(Element location listings)
────────────────────────────────────────

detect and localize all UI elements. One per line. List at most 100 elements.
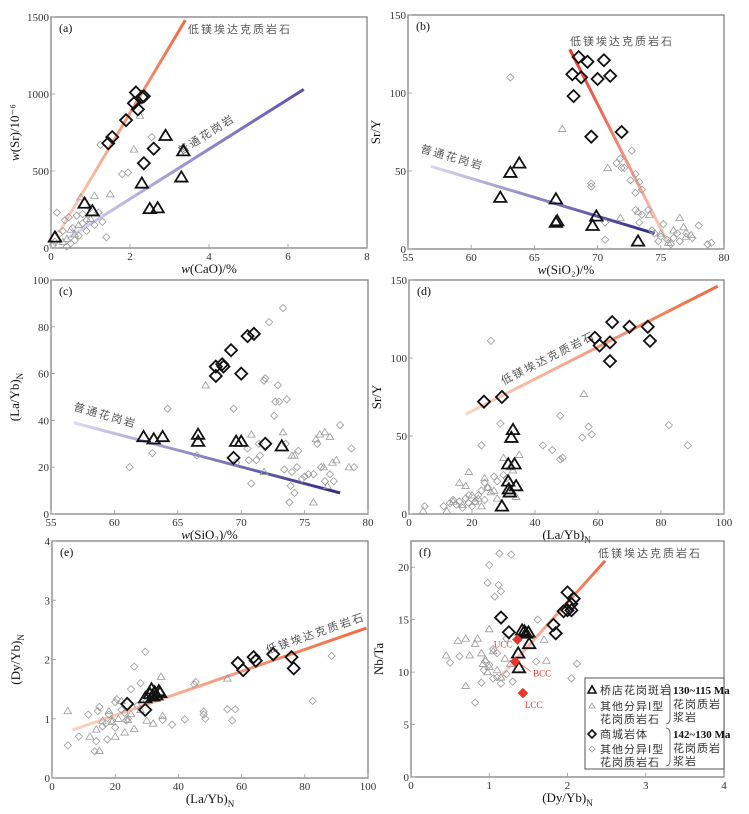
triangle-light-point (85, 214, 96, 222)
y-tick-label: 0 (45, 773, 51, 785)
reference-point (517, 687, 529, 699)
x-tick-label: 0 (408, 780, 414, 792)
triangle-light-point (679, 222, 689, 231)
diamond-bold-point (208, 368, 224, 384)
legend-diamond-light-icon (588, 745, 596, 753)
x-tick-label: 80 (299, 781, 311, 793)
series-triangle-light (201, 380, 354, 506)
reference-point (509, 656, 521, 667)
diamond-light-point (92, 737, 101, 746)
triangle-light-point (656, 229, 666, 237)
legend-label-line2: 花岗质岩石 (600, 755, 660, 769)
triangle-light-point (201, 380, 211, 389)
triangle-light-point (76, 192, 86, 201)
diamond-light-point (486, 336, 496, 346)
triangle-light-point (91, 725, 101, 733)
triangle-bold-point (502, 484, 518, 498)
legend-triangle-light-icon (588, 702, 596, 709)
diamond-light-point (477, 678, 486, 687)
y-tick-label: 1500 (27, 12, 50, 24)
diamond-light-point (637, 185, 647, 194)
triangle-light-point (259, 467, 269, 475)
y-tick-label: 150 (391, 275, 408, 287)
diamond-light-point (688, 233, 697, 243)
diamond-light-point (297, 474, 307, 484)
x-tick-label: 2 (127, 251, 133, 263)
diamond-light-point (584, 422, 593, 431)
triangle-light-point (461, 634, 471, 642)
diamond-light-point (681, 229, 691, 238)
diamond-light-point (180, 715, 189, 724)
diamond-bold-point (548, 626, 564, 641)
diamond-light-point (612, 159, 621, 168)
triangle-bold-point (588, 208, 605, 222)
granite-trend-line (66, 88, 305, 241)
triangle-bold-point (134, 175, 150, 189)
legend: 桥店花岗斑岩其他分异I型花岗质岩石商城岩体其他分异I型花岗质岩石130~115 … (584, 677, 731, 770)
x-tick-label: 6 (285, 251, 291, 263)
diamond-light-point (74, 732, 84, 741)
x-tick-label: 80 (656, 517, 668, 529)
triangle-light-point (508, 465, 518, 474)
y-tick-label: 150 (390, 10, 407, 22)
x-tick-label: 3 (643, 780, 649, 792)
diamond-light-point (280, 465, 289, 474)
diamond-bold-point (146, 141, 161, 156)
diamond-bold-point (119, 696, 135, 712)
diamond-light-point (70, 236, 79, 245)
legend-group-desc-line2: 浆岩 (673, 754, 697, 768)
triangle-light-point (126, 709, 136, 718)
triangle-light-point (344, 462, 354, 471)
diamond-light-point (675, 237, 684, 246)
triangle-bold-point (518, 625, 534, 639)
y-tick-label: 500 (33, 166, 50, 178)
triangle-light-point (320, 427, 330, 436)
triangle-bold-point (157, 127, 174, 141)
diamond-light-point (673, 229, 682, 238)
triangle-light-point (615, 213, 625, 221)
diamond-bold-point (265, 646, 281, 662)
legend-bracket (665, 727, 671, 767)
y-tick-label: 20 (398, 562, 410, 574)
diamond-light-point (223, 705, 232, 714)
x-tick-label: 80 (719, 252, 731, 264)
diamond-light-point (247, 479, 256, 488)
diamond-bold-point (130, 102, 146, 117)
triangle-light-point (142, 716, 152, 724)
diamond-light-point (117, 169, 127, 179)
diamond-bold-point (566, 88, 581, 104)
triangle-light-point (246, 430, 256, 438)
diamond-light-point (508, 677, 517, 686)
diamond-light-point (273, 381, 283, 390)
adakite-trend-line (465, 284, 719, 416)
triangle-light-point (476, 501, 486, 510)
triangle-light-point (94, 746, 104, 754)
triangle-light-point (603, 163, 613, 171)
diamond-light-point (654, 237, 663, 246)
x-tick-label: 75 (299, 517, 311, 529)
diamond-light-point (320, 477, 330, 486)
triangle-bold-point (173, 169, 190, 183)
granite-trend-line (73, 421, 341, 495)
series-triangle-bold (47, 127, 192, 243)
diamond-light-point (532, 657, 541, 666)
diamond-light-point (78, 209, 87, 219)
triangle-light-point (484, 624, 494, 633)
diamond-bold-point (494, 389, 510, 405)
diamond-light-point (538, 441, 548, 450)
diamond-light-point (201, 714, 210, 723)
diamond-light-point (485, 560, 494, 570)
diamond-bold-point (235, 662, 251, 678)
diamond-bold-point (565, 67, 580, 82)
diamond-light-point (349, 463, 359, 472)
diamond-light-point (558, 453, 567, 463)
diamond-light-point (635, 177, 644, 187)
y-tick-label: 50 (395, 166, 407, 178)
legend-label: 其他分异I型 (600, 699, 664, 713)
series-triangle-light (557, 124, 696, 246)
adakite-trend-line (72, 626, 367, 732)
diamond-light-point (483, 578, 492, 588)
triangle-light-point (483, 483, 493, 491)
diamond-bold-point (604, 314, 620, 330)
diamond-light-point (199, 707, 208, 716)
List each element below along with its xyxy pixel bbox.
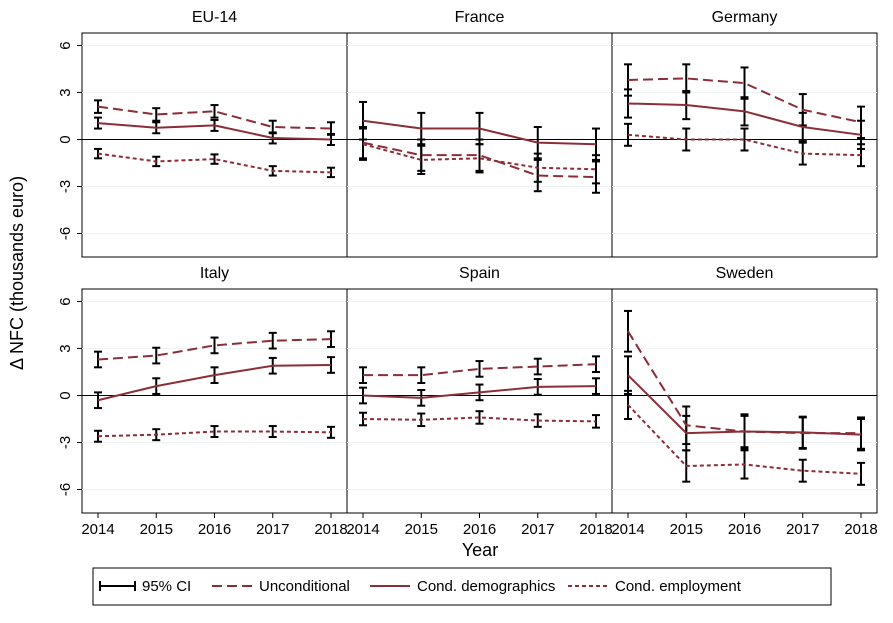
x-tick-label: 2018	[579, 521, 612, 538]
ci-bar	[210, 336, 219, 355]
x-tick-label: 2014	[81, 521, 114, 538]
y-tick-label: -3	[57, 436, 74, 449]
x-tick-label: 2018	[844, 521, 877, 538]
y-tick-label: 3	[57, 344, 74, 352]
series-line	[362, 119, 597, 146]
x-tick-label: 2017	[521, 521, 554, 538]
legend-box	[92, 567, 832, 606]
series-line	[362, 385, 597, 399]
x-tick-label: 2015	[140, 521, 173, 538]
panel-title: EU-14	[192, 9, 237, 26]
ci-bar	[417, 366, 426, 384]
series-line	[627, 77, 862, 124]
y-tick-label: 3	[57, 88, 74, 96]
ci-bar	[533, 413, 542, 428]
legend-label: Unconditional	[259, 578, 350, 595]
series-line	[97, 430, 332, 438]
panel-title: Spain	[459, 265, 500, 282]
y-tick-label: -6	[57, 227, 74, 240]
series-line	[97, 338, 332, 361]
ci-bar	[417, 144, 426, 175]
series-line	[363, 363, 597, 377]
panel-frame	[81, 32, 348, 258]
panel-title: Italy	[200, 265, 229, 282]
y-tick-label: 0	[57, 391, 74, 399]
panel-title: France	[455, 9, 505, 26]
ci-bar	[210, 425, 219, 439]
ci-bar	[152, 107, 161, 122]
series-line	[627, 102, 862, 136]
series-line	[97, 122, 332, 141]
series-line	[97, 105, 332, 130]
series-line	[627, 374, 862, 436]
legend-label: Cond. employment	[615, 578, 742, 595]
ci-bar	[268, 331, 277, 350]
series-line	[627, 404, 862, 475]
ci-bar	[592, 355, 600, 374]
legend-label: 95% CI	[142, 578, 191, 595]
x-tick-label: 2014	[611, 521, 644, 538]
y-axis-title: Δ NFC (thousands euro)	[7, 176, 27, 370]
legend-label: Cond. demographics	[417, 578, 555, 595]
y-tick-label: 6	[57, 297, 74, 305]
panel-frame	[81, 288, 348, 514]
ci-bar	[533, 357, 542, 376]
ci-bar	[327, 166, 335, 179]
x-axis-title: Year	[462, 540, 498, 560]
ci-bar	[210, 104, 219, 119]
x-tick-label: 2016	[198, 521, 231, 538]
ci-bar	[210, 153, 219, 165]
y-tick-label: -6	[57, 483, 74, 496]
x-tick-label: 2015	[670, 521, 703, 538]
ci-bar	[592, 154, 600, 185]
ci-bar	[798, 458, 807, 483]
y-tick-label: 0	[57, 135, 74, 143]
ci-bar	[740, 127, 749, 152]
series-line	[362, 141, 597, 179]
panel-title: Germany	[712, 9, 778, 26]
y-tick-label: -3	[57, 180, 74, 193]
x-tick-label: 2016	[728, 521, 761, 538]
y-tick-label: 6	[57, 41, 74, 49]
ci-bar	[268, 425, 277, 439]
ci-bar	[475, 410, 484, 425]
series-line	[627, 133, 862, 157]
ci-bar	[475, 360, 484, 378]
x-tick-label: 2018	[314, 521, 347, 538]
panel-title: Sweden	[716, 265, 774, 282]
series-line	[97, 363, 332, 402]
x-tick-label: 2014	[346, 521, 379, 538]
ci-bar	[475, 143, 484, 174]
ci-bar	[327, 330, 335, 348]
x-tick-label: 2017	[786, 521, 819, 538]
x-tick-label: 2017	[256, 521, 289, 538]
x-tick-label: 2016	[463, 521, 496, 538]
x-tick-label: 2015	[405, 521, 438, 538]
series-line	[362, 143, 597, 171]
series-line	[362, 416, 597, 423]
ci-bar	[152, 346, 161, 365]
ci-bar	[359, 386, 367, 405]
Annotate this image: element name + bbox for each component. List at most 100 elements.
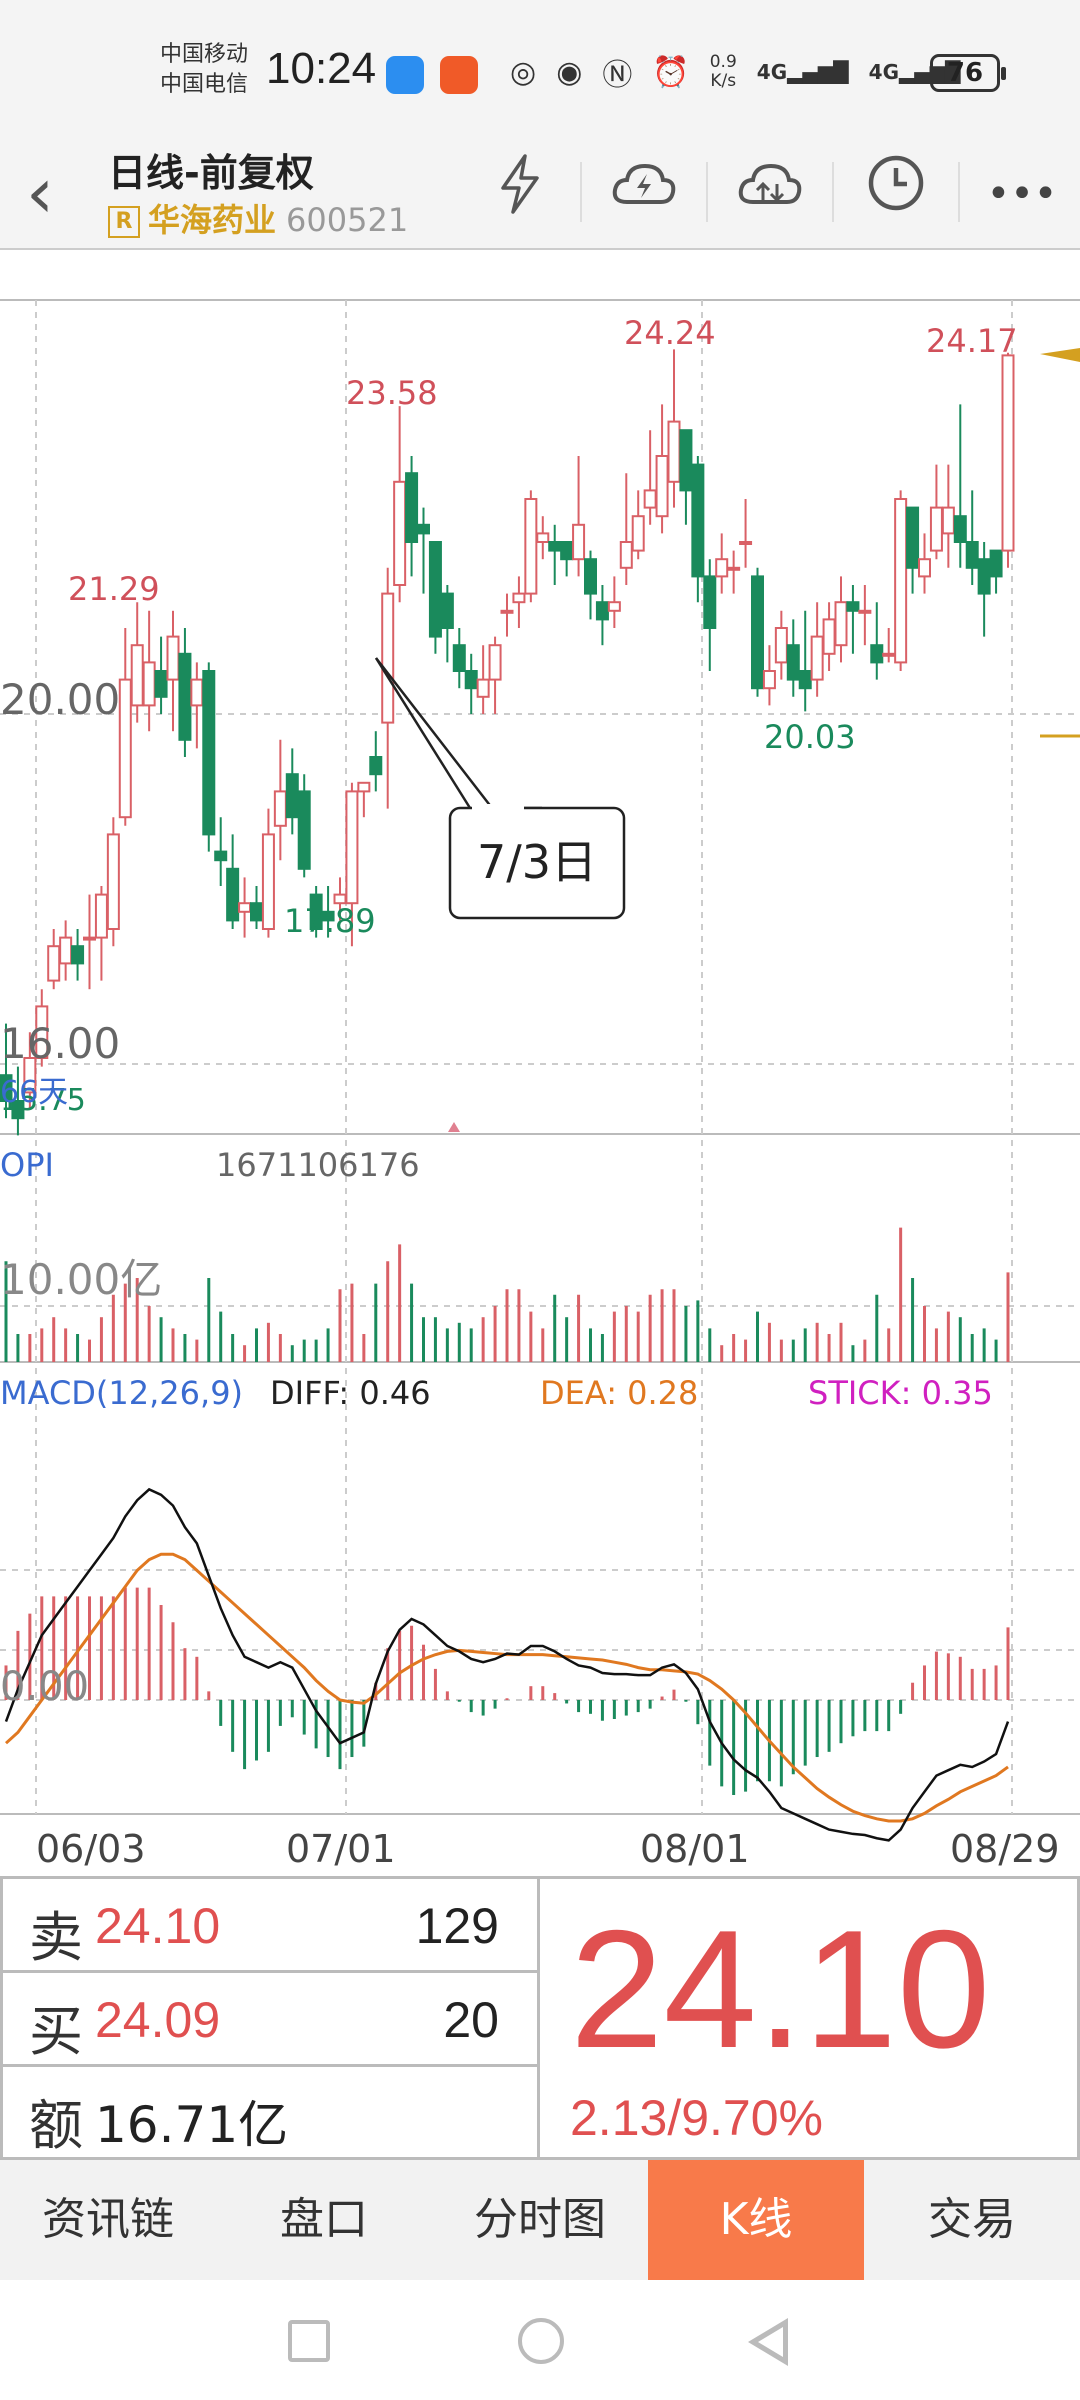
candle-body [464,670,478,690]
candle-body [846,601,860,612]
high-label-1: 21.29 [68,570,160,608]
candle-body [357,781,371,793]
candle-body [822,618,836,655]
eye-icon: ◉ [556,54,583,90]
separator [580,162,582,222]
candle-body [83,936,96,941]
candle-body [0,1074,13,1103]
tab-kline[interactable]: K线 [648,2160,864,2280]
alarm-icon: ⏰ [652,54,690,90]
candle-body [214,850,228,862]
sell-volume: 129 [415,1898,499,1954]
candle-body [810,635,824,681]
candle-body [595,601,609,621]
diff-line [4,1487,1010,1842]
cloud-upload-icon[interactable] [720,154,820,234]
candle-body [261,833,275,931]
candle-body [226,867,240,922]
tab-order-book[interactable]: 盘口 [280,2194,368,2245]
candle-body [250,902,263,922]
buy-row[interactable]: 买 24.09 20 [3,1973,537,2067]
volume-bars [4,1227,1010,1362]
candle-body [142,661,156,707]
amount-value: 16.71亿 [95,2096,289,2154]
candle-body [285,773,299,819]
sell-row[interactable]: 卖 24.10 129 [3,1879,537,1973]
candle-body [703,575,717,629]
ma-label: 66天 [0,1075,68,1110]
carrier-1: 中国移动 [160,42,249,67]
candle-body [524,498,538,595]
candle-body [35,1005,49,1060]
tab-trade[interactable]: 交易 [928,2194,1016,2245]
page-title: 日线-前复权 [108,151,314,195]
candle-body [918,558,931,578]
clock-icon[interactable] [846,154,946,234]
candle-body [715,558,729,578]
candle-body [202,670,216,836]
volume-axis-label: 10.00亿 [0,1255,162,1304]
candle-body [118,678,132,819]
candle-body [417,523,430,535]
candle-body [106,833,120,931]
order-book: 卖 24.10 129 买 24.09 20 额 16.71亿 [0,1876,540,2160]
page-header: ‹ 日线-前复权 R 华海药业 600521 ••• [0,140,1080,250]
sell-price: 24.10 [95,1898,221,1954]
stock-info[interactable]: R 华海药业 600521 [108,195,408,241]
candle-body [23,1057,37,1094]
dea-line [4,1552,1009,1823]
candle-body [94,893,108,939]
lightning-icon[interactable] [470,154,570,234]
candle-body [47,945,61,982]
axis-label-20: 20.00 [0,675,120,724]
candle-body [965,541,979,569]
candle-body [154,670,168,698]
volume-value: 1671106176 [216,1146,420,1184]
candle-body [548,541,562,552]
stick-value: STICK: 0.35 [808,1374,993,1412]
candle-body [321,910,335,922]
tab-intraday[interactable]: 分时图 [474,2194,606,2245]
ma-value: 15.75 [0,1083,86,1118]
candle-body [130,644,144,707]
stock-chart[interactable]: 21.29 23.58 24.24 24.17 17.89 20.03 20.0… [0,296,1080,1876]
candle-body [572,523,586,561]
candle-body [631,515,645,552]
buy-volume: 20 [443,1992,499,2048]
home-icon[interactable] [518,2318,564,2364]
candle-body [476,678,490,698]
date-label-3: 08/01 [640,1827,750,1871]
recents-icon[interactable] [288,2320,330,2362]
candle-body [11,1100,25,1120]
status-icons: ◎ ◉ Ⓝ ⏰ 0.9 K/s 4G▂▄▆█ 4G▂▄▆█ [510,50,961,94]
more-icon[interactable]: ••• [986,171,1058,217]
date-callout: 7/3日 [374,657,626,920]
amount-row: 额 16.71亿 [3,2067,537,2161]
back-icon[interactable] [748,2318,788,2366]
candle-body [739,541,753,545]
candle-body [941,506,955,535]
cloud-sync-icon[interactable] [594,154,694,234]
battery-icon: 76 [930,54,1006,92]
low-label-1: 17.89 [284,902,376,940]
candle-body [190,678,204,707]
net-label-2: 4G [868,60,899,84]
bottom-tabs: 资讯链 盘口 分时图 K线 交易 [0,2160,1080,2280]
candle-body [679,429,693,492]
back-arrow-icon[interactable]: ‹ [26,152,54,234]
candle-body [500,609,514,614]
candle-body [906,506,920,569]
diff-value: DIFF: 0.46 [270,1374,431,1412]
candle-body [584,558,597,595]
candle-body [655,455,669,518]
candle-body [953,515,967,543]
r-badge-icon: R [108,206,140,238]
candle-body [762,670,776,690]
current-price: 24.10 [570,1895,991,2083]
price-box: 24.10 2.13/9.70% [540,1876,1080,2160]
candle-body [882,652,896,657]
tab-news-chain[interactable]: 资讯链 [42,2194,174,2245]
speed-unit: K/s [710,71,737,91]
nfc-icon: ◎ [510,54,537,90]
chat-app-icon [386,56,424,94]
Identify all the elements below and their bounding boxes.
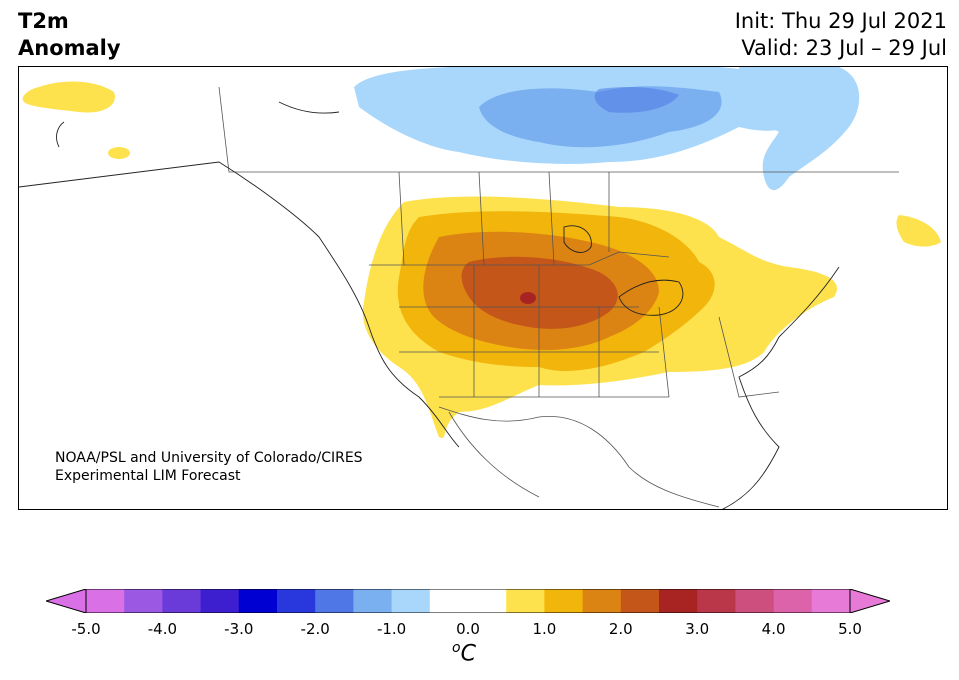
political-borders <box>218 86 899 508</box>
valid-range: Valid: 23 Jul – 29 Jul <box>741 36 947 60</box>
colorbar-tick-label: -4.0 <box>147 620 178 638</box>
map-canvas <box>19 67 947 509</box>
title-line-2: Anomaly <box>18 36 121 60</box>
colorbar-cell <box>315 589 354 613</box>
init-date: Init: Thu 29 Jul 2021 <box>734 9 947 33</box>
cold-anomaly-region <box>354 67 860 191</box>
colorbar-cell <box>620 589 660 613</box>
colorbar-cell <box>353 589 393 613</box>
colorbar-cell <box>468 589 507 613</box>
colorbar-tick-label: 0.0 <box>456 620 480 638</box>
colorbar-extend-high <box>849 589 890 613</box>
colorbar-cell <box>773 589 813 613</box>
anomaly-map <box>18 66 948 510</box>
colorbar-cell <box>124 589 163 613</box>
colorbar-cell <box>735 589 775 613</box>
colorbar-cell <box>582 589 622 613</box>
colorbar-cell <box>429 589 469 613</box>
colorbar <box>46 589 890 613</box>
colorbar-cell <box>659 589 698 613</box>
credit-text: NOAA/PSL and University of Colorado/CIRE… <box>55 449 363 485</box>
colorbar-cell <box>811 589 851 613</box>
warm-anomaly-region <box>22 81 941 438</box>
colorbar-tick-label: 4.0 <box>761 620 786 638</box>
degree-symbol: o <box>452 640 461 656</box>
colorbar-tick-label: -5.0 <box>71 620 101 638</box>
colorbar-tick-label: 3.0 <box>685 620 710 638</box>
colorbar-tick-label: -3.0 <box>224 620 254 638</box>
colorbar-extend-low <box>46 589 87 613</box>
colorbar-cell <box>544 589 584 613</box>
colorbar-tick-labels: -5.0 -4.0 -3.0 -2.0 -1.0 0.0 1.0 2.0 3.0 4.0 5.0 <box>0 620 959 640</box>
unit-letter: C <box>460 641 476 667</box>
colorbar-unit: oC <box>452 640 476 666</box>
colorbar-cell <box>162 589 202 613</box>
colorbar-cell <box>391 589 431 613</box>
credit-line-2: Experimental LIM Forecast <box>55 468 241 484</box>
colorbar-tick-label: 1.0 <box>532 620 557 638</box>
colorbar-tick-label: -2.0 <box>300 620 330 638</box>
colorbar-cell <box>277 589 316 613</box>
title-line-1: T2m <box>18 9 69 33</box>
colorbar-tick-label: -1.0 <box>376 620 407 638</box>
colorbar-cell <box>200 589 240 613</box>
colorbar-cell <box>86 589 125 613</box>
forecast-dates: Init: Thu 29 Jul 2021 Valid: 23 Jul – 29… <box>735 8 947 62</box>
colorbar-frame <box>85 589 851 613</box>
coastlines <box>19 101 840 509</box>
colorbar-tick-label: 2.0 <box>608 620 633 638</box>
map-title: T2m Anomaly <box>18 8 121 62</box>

────────────────────────────────────────

• [GOAL]: Begin at the line that has "521, 612, 538]" and stop after the line that has "385, 597, 399]". Write those rows out again, putting "data-line" wherever "series-line" appears and leaving everything else the same.

• [THE RESULT]:
x-tick-label: 2018	[579, 521, 612, 538]
ci-bar	[210, 336, 219, 355]
x-tick-label: 2014	[81, 521, 114, 538]
y-tick-label: -3	[57, 436, 74, 449]
x-tick-label: 2018	[844, 521, 877, 538]
y-tick-label: 3	[57, 344, 74, 352]
data-line	[362, 119, 597, 146]
x-tick-label: 2017	[521, 521, 554, 538]
legend-box	[92, 567, 832, 606]
data-line	[362, 385, 597, 399]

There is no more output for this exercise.